• **Exercise requirements**: Review the material line by line. Identify and copy every line that contains the string "มการออกคำส".

BEGIN The records

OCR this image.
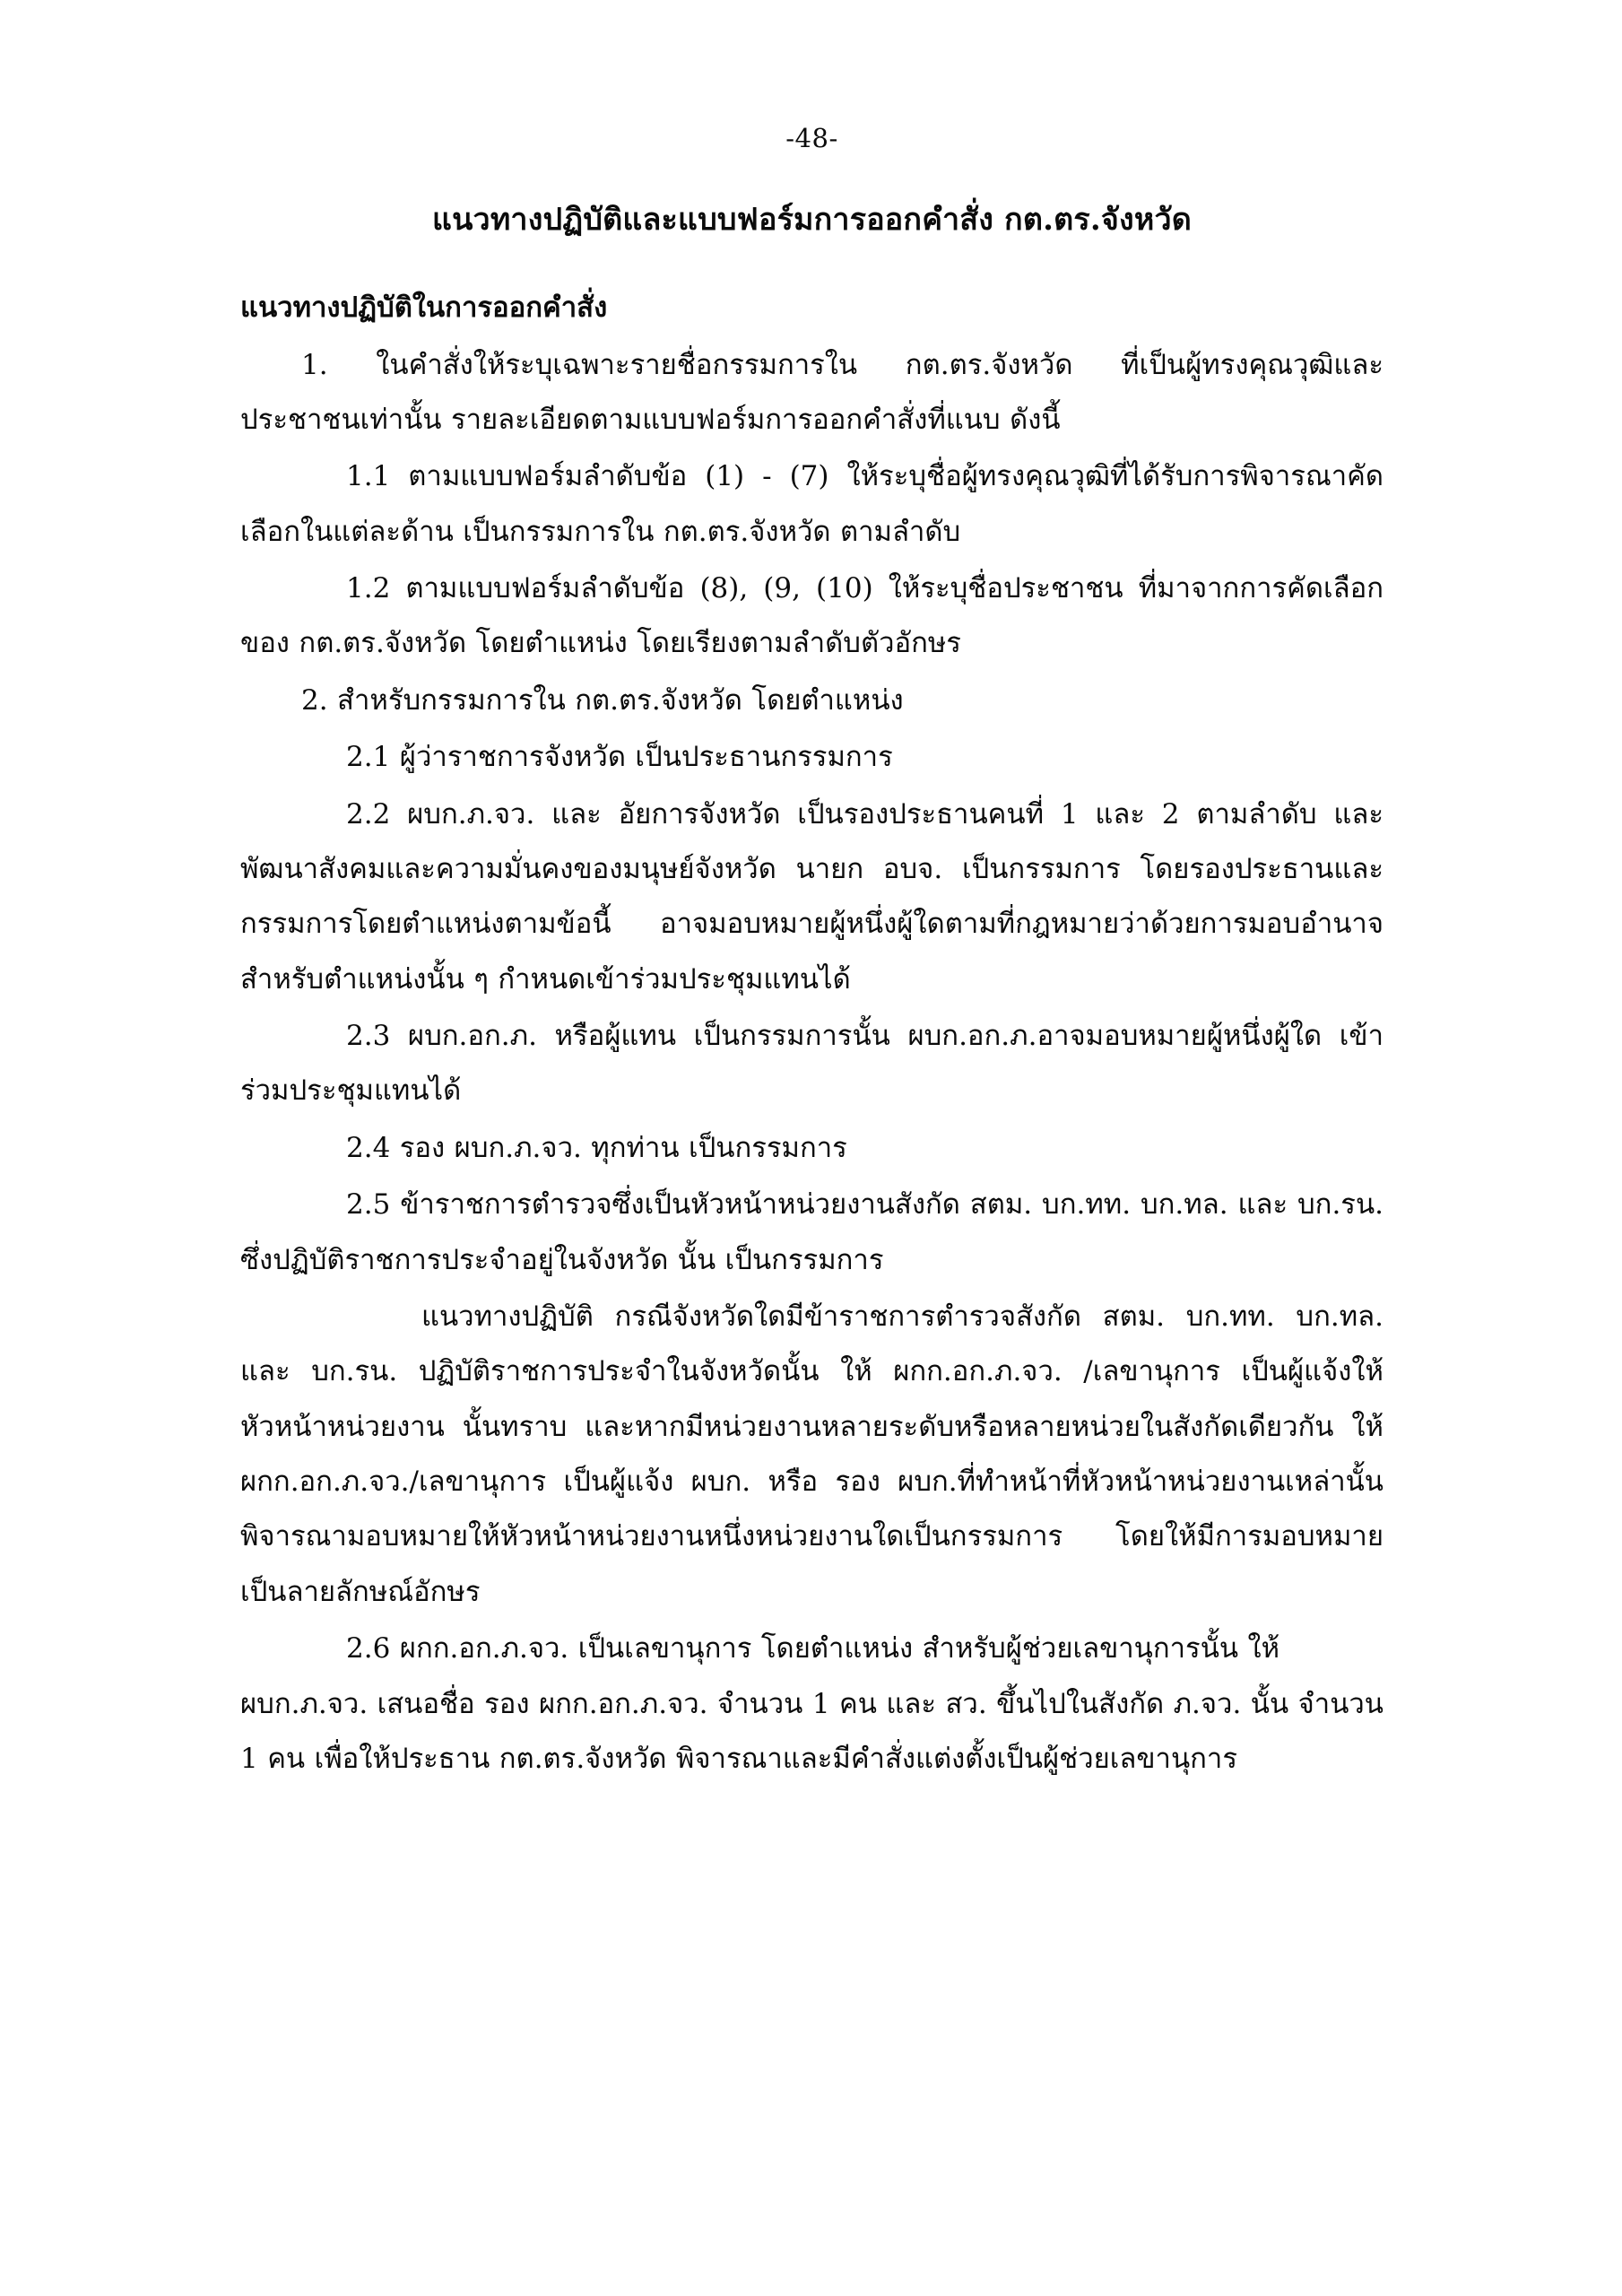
-48-
แนวทางปฏิบัติและแบบฟอร์มการออกคำสั่ง กต.ตร.จังหวัด
แนวทางปฏิบัติในการออกคำสั่ง

1. ในคำสั่งให้ระบุเฉพาะรายชื่อกรรมการใน กต.ตร.จังหวัด ที่เป็นผู้ทรงคุณวุฒิและประชาชนเท่านั้น รายละเอียดตามแบบฟอร์มการออกคำสั่งที่แนบ ดังนี้

1.1 ตามแบบฟอร์มลำดับข้อ (1) - (7) ให้ระบุชื่อผู้ทรงคุณวุฒิที่ได้รับการพิจารณาคัดเลือกในแต่ละด้าน เป็นกรรมการใน กต.ตร.จังหวัด ตามลำดับ

1.2 ตามแบบฟอร์มลำดับข้อ (8), (9, (10) ให้ระบุชื่อประชาชน ที่มาจากการคัดเลือกของ กต.ตร.จังหวัด โดยตำแหน่ง โดยเรียงตามลำดับตัวอักษร

2. สำหรับกรรมการใน กต.ตร.จังหวัด โดยตำแหน่ง

2.1 ผู้ว่าราชการจังหวัด เป็นประธานกรรมการ

2.2 ผบก.ภ.จว. และ อัยการจังหวัด เป็นรองประธานคนที่ 1 และ 2 ตามลำดับ และพัฒนาสังคมและความมั่นคงของมนุษย์จังหวัด นายก อบจ. เป็นกรรมการ โดยรองประธานและกรรมการโดยตำแหน่งตามข้อนี้ อาจมอบหมายผู้หนึ่งผู้ใดตามที่กฎหมายว่าด้วยการมอบอำนาจสำหรับตำแหน่งนั้น ๆ กำหนดเข้าร่วมประชุมแทนได้

2.3 ผบก.อก.ภ. หรือผู้แทน เป็นกรรมการนั้น ผบก.อก.ภ.อาจมอบหมายผู้หนึ่งผู้ใด เข้าร่วมประชุมแทนได้

2.4 รอง ผบก.ภ.จว. ทุกท่าน เป็นกรรมการ

2.5 ข้าราชการตำรวจซึ่งเป็นหัวหน้าหน่วยงานสังกัด สตม. บก.ทท. บก.ทล. และ บก.รน. ซึ่งปฏิบัติราชการประจำอยู่ในจังหวัด นั้น เป็นกรรมการ

แนวทางปฏิบัติ กรณีจังหวัดใดมีข้าราชการตำรวจสังกัด สตม. บก.ทท. บก.ทล. และ บก.รน. ปฏิบัติราชการประจำในจังหวัดนั้น ให้ ผกก.อก.ภ.จว. /เลขานุการ เป็นผู้แจ้งให้หัวหน้าหน่วยงาน นั้นทราบ และหากมีหน่วยงานหลายระดับหรือหลายหน่วยในสังกัดเดียวกัน ให้ ผกก.อก.ภ.จว./เลขานุการ เป็นผู้แจ้ง ผบก. หรือ รอง ผบก.ที่ทำหน้าที่หัวหน้าหน่วยงานเหล่านั้น พิจารณามอบหมายให้หัวหน้าหน่วยงานหนึ่งหน่วยงานใดเป็นกรรมการ โดยให้มีการมอบหมายเป็นลายลักษณ์อักษร

2.6 ผกก.อก.ภ.จว. เป็นเลขานุการ โดยตำแหน่ง สำหรับผู้ช่วยเลขานุการนั้น ให้ ผบก.ภ.จว. เสนอชื่อ รอง ผกก.อก.ภ.จว. จำนวน 1 คน และ สว. ขึ้นไปในสังกัด ภ.จว. นั้น จำนวน 1 คน เพื่อให้ประธาน กต.ตร.จังหวัด พิจารณาและมีคำสั่งแต่งตั้งเป็นผู้ช่วยเลขานุการ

END The records

• **Answer in full**:
แนวทางปฏิบัติและแบบฟอร์มการออกคำสั่ง กต.ตร.จังหวัด
1. ในคำสั่งให้ระบุเฉพาะรายชื่อกรรมการใน กต.ตร.จังหวัด ที่เป็นผู้ทรงคุณวุฒิและประชาชนเท่านั้น รายละเอียดตามแบบฟอร์มการออกคำสั่งที่แนบ ดังนี้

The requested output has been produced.